# [REQUIREMENT]
Determine how many lines contain the string "this", then reply with that figure only.

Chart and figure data
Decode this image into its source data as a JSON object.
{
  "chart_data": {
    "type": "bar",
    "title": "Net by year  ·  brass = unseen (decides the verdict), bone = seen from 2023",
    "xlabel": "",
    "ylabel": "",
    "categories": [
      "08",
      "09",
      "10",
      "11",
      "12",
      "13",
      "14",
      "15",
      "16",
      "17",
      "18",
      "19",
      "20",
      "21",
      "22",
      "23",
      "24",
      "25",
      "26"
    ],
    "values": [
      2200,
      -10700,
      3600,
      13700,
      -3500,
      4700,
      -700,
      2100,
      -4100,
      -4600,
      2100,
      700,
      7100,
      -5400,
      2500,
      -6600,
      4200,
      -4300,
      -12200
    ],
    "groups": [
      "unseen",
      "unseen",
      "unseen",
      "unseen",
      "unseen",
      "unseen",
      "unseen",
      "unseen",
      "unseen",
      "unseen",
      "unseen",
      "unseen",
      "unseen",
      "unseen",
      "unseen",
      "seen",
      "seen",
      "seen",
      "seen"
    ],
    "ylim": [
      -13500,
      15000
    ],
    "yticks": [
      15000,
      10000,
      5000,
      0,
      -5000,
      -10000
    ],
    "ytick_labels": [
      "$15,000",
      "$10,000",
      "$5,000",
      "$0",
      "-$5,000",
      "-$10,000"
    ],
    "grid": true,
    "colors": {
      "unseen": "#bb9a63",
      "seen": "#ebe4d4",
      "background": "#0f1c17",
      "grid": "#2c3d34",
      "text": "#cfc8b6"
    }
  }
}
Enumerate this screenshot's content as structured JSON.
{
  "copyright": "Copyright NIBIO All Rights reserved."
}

# [REPLY]
2